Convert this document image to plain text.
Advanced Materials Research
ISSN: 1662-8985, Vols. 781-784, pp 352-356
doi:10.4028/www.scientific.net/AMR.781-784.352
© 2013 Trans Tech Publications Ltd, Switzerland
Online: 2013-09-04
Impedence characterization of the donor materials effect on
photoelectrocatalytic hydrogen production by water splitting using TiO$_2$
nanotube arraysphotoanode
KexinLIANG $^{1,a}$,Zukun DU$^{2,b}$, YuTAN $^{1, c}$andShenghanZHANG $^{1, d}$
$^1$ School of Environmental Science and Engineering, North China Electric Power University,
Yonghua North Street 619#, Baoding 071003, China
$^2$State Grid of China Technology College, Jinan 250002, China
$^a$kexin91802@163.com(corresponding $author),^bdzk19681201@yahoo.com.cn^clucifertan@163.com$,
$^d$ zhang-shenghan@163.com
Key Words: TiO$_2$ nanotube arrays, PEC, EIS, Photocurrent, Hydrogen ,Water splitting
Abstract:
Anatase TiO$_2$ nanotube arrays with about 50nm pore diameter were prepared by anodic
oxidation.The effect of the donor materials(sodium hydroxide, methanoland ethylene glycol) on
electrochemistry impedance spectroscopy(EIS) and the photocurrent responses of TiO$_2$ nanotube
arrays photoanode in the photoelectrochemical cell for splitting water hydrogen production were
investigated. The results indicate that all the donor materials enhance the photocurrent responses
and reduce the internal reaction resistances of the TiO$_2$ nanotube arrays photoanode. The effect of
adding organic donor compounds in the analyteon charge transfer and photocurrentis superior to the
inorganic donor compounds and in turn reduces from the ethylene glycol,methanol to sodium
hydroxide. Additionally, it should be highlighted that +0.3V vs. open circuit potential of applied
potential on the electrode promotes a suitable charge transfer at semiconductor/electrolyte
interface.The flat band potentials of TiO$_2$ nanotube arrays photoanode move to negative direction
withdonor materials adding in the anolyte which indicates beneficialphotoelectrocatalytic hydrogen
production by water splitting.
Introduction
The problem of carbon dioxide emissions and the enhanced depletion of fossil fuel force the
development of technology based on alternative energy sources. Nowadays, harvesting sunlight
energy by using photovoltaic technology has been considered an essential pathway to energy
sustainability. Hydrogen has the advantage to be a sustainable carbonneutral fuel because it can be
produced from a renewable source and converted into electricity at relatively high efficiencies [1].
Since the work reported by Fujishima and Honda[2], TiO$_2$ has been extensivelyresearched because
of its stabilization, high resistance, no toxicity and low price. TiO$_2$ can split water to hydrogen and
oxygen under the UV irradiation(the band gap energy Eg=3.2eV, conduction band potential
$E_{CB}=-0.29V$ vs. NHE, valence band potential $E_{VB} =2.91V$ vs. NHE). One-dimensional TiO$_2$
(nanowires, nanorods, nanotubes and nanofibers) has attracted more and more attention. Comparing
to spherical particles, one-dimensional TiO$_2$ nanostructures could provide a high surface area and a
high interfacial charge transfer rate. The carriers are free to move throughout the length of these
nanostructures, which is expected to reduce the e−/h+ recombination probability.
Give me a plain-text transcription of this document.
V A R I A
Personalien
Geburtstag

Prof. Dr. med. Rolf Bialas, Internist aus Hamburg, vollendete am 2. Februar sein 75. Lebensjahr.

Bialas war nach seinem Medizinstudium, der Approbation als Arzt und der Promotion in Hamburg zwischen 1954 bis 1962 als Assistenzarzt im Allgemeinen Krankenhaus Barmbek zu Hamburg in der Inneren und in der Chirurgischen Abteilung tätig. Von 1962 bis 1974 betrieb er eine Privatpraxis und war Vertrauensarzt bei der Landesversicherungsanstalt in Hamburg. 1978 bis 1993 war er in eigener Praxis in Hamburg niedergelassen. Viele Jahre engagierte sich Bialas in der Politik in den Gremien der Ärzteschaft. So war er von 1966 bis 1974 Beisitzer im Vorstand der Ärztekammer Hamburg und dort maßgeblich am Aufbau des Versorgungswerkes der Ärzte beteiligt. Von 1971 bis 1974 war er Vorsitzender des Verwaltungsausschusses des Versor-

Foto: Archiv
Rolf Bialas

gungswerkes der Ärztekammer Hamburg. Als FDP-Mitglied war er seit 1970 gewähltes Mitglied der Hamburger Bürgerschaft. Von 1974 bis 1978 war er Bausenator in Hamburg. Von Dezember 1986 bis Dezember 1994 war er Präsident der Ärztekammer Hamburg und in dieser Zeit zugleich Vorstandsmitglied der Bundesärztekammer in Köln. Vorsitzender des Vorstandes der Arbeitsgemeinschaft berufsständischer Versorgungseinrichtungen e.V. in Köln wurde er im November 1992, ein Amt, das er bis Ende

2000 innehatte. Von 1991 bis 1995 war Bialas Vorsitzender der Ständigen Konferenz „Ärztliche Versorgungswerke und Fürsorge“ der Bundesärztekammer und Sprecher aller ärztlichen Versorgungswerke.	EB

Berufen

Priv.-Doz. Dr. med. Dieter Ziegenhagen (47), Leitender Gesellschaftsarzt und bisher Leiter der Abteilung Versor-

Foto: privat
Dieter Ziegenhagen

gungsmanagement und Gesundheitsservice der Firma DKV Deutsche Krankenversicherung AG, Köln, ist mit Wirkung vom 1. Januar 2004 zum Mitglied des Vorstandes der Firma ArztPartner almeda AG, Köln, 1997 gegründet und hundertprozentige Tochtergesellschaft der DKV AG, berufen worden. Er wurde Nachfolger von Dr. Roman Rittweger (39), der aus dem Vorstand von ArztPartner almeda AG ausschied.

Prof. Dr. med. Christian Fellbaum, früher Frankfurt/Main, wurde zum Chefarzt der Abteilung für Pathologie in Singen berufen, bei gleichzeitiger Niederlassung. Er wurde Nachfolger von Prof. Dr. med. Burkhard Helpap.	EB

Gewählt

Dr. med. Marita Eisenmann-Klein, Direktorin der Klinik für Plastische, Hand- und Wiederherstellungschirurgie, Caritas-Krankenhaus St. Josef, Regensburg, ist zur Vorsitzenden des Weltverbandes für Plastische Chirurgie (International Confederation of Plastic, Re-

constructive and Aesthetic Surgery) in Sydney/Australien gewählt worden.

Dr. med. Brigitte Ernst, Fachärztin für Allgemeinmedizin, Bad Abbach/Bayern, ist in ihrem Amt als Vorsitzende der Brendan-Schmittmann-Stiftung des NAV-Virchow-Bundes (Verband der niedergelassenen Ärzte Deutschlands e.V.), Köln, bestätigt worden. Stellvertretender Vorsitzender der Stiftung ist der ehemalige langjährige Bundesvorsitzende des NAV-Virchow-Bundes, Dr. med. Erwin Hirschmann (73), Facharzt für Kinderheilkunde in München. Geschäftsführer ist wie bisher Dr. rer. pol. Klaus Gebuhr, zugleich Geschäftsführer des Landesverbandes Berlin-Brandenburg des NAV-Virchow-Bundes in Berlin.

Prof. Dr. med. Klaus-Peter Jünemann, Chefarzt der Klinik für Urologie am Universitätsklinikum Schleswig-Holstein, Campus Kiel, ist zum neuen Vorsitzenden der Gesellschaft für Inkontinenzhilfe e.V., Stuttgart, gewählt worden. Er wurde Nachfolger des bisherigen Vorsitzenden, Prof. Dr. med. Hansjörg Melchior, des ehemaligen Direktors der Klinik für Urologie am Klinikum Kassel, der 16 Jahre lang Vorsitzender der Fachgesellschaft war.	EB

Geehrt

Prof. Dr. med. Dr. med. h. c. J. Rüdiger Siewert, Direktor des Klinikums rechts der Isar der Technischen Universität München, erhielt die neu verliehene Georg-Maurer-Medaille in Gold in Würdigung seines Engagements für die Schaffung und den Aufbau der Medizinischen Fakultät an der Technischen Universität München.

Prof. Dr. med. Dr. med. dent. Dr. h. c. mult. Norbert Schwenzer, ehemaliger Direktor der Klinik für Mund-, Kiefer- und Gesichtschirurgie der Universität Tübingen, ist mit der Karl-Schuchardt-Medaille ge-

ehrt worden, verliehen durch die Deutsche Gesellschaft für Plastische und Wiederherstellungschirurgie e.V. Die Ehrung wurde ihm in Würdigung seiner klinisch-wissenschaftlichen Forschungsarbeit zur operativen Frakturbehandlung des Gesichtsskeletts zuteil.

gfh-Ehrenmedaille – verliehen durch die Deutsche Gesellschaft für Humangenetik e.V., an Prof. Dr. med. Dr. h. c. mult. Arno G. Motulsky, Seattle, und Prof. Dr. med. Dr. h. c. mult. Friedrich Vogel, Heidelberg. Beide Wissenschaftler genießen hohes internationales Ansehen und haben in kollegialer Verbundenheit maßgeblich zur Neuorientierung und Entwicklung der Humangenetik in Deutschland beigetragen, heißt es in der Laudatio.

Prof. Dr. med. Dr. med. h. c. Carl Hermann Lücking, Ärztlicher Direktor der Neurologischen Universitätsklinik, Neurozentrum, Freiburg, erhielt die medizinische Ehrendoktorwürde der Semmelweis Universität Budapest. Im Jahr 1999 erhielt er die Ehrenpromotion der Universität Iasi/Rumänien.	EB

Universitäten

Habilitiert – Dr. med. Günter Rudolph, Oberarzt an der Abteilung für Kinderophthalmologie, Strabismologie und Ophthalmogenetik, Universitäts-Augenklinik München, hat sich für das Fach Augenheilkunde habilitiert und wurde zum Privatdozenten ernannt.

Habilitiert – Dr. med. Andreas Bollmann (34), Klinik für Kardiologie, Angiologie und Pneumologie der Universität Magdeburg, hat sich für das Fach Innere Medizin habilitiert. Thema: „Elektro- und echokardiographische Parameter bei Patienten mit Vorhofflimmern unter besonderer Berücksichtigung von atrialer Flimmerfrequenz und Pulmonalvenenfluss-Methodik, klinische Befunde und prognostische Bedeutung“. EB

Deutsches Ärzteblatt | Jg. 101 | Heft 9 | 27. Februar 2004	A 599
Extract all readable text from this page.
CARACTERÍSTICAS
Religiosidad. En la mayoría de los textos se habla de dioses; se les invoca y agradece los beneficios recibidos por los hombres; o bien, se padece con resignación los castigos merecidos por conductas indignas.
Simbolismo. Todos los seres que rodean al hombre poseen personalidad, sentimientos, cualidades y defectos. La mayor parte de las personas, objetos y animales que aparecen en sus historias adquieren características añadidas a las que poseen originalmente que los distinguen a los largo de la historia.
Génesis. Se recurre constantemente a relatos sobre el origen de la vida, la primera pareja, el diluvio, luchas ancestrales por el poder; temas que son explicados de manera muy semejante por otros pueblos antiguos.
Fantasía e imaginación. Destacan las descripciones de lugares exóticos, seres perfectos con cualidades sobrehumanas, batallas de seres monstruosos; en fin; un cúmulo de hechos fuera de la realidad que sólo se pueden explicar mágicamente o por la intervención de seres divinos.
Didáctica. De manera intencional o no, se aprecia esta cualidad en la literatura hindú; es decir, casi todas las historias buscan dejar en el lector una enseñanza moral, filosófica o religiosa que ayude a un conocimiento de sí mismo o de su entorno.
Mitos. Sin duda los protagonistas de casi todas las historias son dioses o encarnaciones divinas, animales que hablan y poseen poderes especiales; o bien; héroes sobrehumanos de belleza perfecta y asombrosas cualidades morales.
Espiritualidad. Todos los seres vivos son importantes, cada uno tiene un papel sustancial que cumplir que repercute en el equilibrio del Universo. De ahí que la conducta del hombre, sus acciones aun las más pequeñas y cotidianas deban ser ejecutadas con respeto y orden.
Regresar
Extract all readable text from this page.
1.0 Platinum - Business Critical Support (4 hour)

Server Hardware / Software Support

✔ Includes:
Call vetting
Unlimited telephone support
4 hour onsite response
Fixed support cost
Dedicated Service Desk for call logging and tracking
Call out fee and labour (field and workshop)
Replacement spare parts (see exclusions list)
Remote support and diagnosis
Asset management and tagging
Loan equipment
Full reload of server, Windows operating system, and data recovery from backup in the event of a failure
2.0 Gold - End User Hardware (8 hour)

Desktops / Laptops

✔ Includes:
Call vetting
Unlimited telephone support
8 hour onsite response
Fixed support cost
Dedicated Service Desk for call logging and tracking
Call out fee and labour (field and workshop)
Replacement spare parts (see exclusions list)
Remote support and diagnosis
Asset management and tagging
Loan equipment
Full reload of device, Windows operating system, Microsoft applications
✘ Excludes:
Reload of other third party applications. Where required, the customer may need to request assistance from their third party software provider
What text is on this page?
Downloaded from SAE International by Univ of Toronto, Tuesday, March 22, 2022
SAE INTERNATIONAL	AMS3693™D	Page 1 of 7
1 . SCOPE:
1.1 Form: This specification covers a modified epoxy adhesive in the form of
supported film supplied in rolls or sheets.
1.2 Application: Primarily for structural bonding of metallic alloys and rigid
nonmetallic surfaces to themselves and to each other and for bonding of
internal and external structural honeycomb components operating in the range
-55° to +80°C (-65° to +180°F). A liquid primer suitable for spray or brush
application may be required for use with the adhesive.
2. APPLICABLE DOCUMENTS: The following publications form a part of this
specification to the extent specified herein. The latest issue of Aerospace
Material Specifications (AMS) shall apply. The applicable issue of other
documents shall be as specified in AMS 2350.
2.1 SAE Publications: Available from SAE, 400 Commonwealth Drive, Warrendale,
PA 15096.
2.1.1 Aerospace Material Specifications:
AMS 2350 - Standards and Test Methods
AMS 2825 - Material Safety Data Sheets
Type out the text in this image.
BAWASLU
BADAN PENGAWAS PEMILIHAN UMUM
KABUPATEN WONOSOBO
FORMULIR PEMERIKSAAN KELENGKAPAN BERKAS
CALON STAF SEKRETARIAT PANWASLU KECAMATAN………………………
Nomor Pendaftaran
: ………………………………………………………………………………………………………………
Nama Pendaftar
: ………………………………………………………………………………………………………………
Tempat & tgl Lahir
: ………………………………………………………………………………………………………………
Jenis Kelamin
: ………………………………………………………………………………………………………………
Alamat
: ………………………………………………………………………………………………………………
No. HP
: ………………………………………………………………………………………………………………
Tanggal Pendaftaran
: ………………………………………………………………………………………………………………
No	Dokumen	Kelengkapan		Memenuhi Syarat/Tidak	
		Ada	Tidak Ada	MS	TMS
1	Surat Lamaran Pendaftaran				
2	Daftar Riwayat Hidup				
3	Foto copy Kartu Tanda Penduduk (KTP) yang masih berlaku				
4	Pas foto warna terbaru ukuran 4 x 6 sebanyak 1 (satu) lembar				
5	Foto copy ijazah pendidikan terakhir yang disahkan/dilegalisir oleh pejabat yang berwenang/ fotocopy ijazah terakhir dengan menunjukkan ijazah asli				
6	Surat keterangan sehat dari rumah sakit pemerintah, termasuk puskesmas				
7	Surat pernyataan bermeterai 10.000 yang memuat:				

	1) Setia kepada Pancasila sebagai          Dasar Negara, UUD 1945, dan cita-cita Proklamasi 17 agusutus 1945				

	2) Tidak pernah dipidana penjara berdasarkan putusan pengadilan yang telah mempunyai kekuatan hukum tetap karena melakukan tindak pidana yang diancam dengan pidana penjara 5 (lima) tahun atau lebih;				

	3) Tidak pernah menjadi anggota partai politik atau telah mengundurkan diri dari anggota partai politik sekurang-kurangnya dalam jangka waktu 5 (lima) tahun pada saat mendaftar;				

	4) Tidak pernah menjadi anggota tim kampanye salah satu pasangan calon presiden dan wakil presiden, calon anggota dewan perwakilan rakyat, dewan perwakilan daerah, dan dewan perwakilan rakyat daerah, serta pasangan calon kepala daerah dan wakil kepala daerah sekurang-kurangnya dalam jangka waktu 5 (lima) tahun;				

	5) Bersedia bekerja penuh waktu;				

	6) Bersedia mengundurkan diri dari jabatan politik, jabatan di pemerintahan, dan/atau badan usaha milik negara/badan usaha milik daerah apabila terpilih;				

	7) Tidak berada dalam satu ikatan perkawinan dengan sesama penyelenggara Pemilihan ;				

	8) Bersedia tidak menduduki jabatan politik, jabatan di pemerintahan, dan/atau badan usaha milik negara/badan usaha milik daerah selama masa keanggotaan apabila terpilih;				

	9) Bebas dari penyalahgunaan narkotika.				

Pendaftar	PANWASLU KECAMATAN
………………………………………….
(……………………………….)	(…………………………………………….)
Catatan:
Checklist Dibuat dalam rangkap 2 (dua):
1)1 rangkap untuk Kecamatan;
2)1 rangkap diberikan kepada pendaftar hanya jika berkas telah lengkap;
········
Search the listing for the word "lima". Copy every line in which it occurs.

	2) Tidak pernah dipidana penjara berdasarkan putusan pengadilan yang telah mempunyai kekuatan hukum tetap karena melakukan tindak pidana yang diancam dengan pidana penjara 5 (lima) tahun atau lebih;				
	3) Tidak pernah menjadi anggota partai politik atau telah mengundurkan diri dari anggota partai politik sekurang-kurangnya dalam jangka waktu 5 (lima) tahun pada saat mendaftar;				
	4) Tidak pernah menjadi anggota tim kampanye salah satu pasangan calon presiden dan wakil presiden, calon anggota dewan perwakilan rakyat, dewan perwakilan daerah, dan dewan perwakilan rakyat daerah, serta pasangan calon kepala daerah dan wakil kepala daerah sekurang-kurangnya dalam jangka waktu 5 (lima) tahun;				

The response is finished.